Given data:

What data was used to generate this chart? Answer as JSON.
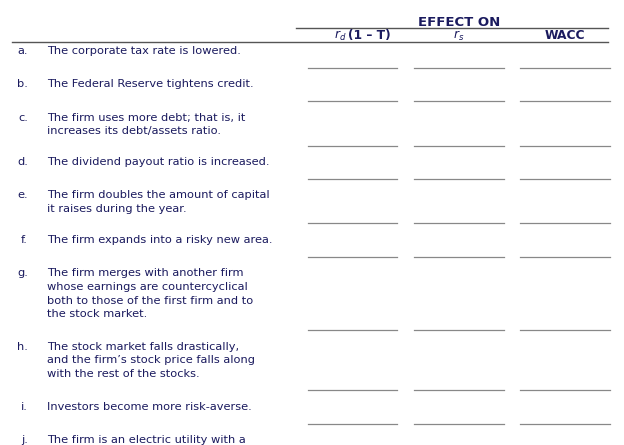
{
  "title": "EFFECT ON",
  "col_header_1": "r_d(1 – T)",
  "col_header_2": "r_s",
  "col_header_3": "WACC",
  "bg_color": "#ffffff",
  "text_color": "#1a1a5e",
  "line_color": "#888888",
  "header_line_color": "#555555",
  "font_size": 8.2,
  "header_font_size": 8.8,
  "title_font_size": 9.5,
  "rows": [
    {
      "label_a": "a.",
      "label_b": "The corporate tax rate is lowered.",
      "nlines": 1
    },
    {
      "label_a": "b.",
      "label_b": "The Federal Reserve tightens credit.",
      "nlines": 1
    },
    {
      "label_a": "c.",
      "label_b": "The firm uses more debt; that is, it\nincreases its debt/assets ratio.",
      "nlines": 2
    },
    {
      "label_a": "d.",
      "label_b": "The dividend payout ratio is increased.",
      "nlines": 1
    },
    {
      "label_a": "e.",
      "label_b": "The firm doubles the amount of capital\nit raises during the year.",
      "nlines": 2
    },
    {
      "label_a": "f.",
      "label_b": "The firm expands into a risky new area.",
      "nlines": 1
    },
    {
      "label_a": "g.",
      "label_b": "The firm merges with another firm\nwhose earnings are countercyclical\nboth to those of the first firm and to\nthe stock market.",
      "nlines": 4
    },
    {
      "label_a": "h.",
      "label_b": "The stock market falls drastically,\nand the firm’s stock price falls along\nwith the rest of the stocks.",
      "nlines": 3
    },
    {
      "label_a": "i.",
      "label_b": "Investors become more risk-averse.",
      "nlines": 1
    },
    {
      "label_a": "j.",
      "label_b": "The firm is an electric utility with a\nlarge investment in nuclear plants.\nSeveral states are considering a ban on\nnuclear power generation.",
      "nlines": 4
    }
  ]
}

Exercise details: What is needed is an exact reproduction of the data, pictures excluded.

Completed task:
What data was used to generate this chart? Answer as JSON.
{
  "title": "EFFECT ON",
  "col_header_1": "r_d(1 – T)",
  "col_header_2": "r_s",
  "col_header_3": "WACC",
  "bg_color": "#ffffff",
  "text_color": "#1a1a5e",
  "line_color": "#888888",
  "header_line_color": "#555555",
  "font_size": 8.2,
  "header_font_size": 8.8,
  "title_font_size": 9.5,
  "rows": [
    {
      "label_a": "a.",
      "label_b": "The corporate tax rate is lowered.",
      "nlines": 1
    },
    {
      "label_a": "b.",
      "label_b": "The Federal Reserve tightens credit.",
      "nlines": 1
    },
    {
      "label_a": "c.",
      "label_b": "The firm uses more debt; that is, it\nincreases its debt/assets ratio.",
      "nlines": 2
    },
    {
      "label_a": "d.",
      "label_b": "The dividend payout ratio is increased.",
      "nlines": 1
    },
    {
      "label_a": "e.",
      "label_b": "The firm doubles the amount of capital\nit raises during the year.",
      "nlines": 2
    },
    {
      "label_a": "f.",
      "label_b": "The firm expands into a risky new area.",
      "nlines": 1
    },
    {
      "label_a": "g.",
      "label_b": "The firm merges with another firm\nwhose earnings are countercyclical\nboth to those of the first firm and to\nthe stock market.",
      "nlines": 4
    },
    {
      "label_a": "h.",
      "label_b": "The stock market falls drastically,\nand the firm’s stock price falls along\nwith the rest of the stocks.",
      "nlines": 3
    },
    {
      "label_a": "i.",
      "label_b": "Investors become more risk-averse.",
      "nlines": 1
    },
    {
      "label_a": "j.",
      "label_b": "The firm is an electric utility with a\nlarge investment in nuclear plants.\nSeveral states are considering a ban on\nnuclear power generation.",
      "nlines": 4
    }
  ]
}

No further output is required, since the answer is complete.